- What you will do
In the entries that follow, find the word "عليه" and report each line it is on.

- Data for the task
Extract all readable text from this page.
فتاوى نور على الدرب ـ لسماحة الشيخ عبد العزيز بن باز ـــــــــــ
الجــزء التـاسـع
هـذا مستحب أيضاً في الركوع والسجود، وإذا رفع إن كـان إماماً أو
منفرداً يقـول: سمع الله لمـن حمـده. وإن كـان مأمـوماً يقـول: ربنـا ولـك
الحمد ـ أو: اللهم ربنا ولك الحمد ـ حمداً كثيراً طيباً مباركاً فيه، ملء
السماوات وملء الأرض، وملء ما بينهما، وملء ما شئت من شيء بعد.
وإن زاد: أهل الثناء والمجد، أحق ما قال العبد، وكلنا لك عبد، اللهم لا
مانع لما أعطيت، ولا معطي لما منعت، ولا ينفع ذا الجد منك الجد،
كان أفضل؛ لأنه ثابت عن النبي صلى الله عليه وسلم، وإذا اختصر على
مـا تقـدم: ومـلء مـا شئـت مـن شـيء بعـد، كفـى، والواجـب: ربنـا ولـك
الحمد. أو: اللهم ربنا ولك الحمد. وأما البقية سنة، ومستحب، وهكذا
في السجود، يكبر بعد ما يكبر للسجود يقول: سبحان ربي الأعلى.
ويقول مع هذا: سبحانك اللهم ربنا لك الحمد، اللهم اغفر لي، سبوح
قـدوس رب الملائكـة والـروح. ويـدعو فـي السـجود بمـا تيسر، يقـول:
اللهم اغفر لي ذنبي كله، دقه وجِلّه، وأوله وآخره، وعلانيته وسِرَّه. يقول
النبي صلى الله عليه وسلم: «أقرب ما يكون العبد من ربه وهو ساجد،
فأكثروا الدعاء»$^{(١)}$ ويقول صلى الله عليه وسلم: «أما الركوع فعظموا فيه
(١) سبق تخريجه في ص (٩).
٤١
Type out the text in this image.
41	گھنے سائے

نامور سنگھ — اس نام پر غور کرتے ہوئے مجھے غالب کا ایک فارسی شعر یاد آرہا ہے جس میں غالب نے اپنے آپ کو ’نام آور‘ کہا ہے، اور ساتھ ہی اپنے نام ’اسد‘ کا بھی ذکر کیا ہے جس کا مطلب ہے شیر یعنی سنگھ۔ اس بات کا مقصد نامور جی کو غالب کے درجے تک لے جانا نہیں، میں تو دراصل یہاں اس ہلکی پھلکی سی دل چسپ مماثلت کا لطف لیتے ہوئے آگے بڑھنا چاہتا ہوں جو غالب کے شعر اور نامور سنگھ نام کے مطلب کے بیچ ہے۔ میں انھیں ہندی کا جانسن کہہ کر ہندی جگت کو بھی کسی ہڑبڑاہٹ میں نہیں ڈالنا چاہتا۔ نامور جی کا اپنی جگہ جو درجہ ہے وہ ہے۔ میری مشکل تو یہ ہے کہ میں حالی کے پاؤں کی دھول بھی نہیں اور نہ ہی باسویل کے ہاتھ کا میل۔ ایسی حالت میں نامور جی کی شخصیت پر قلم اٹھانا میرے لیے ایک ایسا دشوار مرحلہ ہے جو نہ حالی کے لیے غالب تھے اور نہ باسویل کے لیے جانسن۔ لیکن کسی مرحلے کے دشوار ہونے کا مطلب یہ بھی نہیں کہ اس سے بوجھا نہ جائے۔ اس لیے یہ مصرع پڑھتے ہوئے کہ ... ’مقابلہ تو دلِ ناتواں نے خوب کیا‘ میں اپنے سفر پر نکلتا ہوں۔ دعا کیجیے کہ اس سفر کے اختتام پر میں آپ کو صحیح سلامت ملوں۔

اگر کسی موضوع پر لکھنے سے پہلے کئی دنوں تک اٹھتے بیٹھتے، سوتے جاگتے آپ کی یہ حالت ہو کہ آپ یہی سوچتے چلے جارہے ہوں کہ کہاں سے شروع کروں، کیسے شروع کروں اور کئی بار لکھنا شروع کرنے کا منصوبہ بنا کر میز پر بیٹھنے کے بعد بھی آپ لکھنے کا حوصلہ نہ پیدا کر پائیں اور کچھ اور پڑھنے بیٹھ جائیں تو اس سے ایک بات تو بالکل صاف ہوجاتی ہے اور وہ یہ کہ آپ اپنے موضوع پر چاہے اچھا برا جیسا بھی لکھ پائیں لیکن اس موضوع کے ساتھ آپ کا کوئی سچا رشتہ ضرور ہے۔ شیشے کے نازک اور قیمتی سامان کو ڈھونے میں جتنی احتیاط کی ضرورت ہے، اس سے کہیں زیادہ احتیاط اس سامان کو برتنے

- Solution for this problem
كان أفضل؛ لأنه ثابت عن النبي صلى الله عليه وسلم، وإذا اختصر على
النبي صلى الله عليه وسلم: «أقرب ما يكون العبد من ربه وهو ساجد،
فأكثروا الدعاء»$^{(١)}$ ويقول صلى الله عليه وسلم: «أما الركوع فعظموا فيه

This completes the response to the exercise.